> **Data shown**

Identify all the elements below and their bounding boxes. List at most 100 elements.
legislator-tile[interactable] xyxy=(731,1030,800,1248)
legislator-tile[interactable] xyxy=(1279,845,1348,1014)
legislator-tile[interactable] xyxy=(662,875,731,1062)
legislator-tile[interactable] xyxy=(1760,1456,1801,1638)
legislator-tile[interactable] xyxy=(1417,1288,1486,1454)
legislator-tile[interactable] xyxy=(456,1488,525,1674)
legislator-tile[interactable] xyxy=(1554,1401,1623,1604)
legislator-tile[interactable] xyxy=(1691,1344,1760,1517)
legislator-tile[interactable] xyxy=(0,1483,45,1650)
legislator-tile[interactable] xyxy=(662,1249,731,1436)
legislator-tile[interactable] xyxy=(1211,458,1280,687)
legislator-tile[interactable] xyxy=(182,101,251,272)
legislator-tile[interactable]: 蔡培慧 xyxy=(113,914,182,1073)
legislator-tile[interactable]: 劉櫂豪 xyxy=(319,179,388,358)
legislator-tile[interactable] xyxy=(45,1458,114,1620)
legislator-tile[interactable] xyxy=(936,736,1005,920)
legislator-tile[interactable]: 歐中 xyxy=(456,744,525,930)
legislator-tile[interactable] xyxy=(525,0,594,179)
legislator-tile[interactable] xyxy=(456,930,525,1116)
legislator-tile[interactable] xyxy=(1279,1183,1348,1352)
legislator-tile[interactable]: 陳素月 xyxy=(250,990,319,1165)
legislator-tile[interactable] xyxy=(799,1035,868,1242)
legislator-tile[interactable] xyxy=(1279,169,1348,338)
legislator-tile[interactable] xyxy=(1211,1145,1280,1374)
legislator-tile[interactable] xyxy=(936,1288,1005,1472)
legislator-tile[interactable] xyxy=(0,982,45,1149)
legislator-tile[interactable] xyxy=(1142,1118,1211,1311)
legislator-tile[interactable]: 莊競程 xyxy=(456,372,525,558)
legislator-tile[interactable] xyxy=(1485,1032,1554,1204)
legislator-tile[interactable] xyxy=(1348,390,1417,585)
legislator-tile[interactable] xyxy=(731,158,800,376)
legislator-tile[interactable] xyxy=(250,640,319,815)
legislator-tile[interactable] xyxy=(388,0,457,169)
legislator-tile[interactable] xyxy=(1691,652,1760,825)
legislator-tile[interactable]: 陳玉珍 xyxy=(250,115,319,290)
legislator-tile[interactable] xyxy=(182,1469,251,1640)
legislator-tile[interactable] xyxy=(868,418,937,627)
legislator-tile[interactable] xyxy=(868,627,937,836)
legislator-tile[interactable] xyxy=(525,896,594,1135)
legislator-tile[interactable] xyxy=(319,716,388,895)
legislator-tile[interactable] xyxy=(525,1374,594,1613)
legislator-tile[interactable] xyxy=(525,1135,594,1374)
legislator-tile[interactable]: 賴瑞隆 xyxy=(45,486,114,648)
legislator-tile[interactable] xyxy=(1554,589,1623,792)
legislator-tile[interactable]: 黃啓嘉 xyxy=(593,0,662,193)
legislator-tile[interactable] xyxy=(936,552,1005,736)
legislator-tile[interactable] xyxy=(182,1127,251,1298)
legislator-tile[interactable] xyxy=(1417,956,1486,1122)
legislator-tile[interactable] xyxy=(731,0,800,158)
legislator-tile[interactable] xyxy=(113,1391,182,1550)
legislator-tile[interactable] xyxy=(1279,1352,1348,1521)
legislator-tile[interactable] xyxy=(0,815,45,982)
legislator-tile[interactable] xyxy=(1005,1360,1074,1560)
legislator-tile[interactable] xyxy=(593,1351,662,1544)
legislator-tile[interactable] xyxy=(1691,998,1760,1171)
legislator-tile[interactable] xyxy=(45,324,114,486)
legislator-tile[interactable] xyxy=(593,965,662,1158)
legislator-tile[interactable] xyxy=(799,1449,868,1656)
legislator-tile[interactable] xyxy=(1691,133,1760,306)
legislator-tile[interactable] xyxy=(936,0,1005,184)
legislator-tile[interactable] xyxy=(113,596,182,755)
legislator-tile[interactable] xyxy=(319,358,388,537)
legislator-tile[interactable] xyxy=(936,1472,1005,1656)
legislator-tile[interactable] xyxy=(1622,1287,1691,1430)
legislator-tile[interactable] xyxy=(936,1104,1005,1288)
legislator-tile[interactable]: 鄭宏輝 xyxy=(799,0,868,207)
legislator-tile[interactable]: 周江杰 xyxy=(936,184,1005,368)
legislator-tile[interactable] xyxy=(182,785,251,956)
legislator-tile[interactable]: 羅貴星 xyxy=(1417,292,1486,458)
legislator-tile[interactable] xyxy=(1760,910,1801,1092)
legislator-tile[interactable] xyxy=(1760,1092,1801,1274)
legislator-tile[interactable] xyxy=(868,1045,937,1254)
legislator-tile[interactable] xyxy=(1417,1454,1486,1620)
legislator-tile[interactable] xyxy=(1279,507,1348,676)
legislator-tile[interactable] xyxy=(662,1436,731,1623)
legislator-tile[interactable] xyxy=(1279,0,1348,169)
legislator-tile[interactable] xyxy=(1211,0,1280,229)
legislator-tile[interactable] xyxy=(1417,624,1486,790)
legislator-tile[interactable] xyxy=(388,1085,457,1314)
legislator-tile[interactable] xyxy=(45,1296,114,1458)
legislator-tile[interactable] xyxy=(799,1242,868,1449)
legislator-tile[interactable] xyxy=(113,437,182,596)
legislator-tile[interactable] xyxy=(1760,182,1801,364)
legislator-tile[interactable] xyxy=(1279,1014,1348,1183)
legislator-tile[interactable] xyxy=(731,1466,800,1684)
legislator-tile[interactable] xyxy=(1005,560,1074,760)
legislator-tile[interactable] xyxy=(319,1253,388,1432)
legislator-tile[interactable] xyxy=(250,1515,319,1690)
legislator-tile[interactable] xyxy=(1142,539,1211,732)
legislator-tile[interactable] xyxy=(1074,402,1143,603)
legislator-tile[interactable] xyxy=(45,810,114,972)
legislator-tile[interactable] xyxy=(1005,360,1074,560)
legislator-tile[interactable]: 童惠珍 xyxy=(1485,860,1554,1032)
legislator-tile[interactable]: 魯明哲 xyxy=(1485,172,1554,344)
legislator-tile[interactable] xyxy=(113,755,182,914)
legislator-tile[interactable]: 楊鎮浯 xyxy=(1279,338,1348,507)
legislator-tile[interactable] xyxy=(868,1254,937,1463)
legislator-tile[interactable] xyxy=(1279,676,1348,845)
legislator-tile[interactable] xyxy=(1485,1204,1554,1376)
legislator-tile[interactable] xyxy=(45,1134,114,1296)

> **Your task**
Put every line of the material, from the start through the line containing "legislator-tile[interactable] xyxy=(936,736,1005,920)" (that line included), into a JSON list of strings with one string per line and blank lines left out.

> **Reply**
[
  "Identify all the elements below and their bounding boxes. List at most 100 elements.",
  "legislator-tile[interactable] xyxy=(731,1030,800,1248)",
  "legislator-tile[interactable] xyxy=(1279,845,1348,1014)",
  "legislator-tile[interactable] xyxy=(662,875,731,1062)",
  "legislator-tile[interactable] xyxy=(1760,1456,1801,1638)",
  "legislator-tile[interactable] xyxy=(1417,1288,1486,1454)",
  "legislator-tile[interactable] xyxy=(456,1488,525,1674)",
  "legislator-tile[interactable] xyxy=(1554,1401,1623,1604)",
  "legislator-tile[interactable] xyxy=(1691,1344,1760,1517)",
  "legislator-tile[interactable] xyxy=(0,1483,45,1650)",
  "legislator-tile[interactable] xyxy=(662,1249,731,1436)",
  "legislator-tile[interactable] xyxy=(1211,458,1280,687)",
  "legislator-tile[interactable] xyxy=(182,101,251,272)",
  "legislator-tile[interactable]: 蔡培慧 xyxy=(113,914,182,1073)",
  "legislator-tile[interactable]: 劉櫂豪 xyxy=(319,179,388,358)",
  "legislator-tile[interactable] xyxy=(45,1458,114,1620)",
  "legislator-tile[interactable] xyxy=(936,736,1005,920)"
]